* _Supplied information_:

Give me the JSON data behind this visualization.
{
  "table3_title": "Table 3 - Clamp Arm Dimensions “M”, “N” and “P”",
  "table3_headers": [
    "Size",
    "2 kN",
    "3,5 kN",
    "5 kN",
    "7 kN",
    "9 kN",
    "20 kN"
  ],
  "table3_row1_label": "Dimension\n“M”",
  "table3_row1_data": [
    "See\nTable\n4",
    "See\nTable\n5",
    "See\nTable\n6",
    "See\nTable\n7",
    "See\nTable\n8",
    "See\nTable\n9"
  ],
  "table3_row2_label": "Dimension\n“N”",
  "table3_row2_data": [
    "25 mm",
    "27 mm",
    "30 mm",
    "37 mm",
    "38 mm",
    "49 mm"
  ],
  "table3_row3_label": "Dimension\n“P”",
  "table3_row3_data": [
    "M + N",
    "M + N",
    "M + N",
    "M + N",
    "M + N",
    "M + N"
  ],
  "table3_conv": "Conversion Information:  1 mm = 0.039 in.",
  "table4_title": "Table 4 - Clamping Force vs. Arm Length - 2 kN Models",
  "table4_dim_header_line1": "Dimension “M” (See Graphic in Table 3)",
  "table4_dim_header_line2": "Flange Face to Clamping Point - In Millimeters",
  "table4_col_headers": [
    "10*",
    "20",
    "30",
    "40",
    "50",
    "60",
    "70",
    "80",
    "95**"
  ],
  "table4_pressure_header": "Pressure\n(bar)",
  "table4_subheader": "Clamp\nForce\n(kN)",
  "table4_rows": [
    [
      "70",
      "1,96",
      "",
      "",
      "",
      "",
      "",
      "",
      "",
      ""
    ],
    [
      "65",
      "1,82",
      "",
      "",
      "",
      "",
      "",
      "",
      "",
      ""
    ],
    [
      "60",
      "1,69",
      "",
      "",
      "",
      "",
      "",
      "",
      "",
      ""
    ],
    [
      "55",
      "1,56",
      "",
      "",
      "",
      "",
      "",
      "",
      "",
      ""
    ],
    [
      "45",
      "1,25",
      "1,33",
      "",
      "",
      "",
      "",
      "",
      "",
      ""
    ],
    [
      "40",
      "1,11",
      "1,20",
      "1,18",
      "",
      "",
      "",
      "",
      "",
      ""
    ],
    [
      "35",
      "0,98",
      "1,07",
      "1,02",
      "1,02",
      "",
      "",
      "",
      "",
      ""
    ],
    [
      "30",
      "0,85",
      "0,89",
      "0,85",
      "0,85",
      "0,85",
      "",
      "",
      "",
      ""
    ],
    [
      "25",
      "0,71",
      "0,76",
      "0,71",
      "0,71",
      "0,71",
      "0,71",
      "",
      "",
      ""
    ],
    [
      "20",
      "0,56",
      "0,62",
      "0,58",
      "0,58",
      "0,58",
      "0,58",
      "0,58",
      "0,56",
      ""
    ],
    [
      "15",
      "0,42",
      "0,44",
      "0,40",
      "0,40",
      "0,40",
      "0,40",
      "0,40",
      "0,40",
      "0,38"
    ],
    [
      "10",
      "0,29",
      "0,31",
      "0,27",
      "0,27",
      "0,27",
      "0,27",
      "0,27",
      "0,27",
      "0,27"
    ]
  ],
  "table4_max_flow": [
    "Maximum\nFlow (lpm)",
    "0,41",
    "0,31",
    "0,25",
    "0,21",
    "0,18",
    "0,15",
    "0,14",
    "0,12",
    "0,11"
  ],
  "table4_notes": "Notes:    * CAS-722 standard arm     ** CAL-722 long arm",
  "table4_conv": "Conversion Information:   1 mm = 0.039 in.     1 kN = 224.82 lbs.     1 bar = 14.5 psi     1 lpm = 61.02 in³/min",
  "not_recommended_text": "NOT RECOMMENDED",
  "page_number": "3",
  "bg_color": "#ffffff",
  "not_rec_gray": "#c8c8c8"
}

* _Task directions_:
Extract every record and return it verbatim.

* _In response_:
Give me the JSON data behind this visualization.
{
  "table3_title": "Table 3 - Clamp Arm Dimensions “M”, “N” and “P”",
  "table3_headers": [
    "Size",
    "2 kN",
    "3,5 kN",
    "5 kN",
    "7 kN",
    "9 kN",
    "20 kN"
  ],
  "table3_row1_label": "Dimension\n“M”",
  "table3_row1_data": [
    "See\nTable\n4",
    "See\nTable\n5",
    "See\nTable\n6",
    "See\nTable\n7",
    "See\nTable\n8",
    "See\nTable\n9"
  ],
  "table3_row2_label": "Dimension\n“N”",
  "table3_row2_data": [
    "25 mm",
    "27 mm",
    "30 mm",
    "37 mm",
    "38 mm",
    "49 mm"
  ],
  "table3_row3_label": "Dimension\n“P”",
  "table3_row3_data": [
    "M + N",
    "M + N",
    "M + N",
    "M + N",
    "M + N",
    "M + N"
  ],
  "table3_conv": "Conversion Information:  1 mm = 0.039 in.",
  "table4_title": "Table 4 - Clamping Force vs. Arm Length - 2 kN Models",
  "table4_dim_header_line1": "Dimension “M” (See Graphic in Table 3)",
  "table4_dim_header_line2": "Flange Face to Clamping Point - In Millimeters",
  "table4_col_headers": [
    "10*",
    "20",
    "30",
    "40",
    "50",
    "60",
    "70",
    "80",
    "95**"
  ],
  "table4_pressure_header": "Pressure\n(bar)",
  "table4_subheader": "Clamp\nForce\n(kN)",
  "table4_rows": [
    [
      "70",
      "1,96",
      "",
      "",
      "",
      "",
      "",
      "",
      "",
      ""
    ],
    [
      "65",
      "1,82",
      "",
      "",
      "",
      "",
      "",
      "",
      "",
      ""
    ],
    [
      "60",
      "1,69",
      "",
      "",
      "",
      "",
      "",
      "",
      "",
      ""
    ],
    [
      "55",
      "1,56",
      "",
      "",
      "",
      "",
      "",
      "",
      "",
      ""
    ],
    [
      "45",
      "1,25",
      "1,33",
      "",
      "",
      "",
      "",
      "",
      "",
      ""
    ],
    [
      "40",
      "1,11",
      "1,20",
      "1,18",
      "",
      "",
      "",
      "",
      "",
      ""
    ],
    [
      "35",
      "0,98",
      "1,07",
      "1,02",
      "1,02",
      "",
      "",
      "",
      "",
      ""
    ],
    [
      "30",
      "0,85",
      "0,89",
      "0,85",
      "0,85",
      "0,85",
      "",
      "",
      "",
      ""
    ],
    [
      "25",
      "0,71",
      "0,76",
      "0,71",
      "0,71",
      "0,71",
      "0,71",
      "",
      "",
      ""
    ],
    [
      "20",
      "0,56",
      "0,62",
      "0,58",
      "0,58",
      "0,58",
      "0,58",
      "0,58",
      "0,56",
      ""
    ],
    [
      "15",
      "0,42",
      "0,44",
      "0,40",
      "0,40",
      "0,40",
      "0,40",
      "0,40",
      "0,40",
      "0,38"
    ],
    [
      "10",
      "0,29",
      "0,31",
      "0,27",
      "0,27",
      "0,27",
      "0,27",
      "0,27",
      "0,27",
      "0,27"
    ]
  ],
  "table4_max_flow": [
    "Maximum\nFlow (lpm)",
    "0,41",
    "0,31",
    "0,25",
    "0,21",
    "0,18",
    "0,15",
    "0,14",
    "0,12",
    "0,11"
  ],
  "table4_notes": "Notes:    * CAS-722 standard arm     ** CAL-722 long arm",
  "table4_conv": "Conversion Information:   1 mm = 0.039 in.     1 kN = 224.82 lbs.     1 bar = 14.5 psi     1 lpm = 61.02 in³/min",
  "not_recommended_text": "NOT RECOMMENDED",
  "page_number": "3",
  "bg_color": "#ffffff",
  "not_rec_gray": "#c8c8c8"
}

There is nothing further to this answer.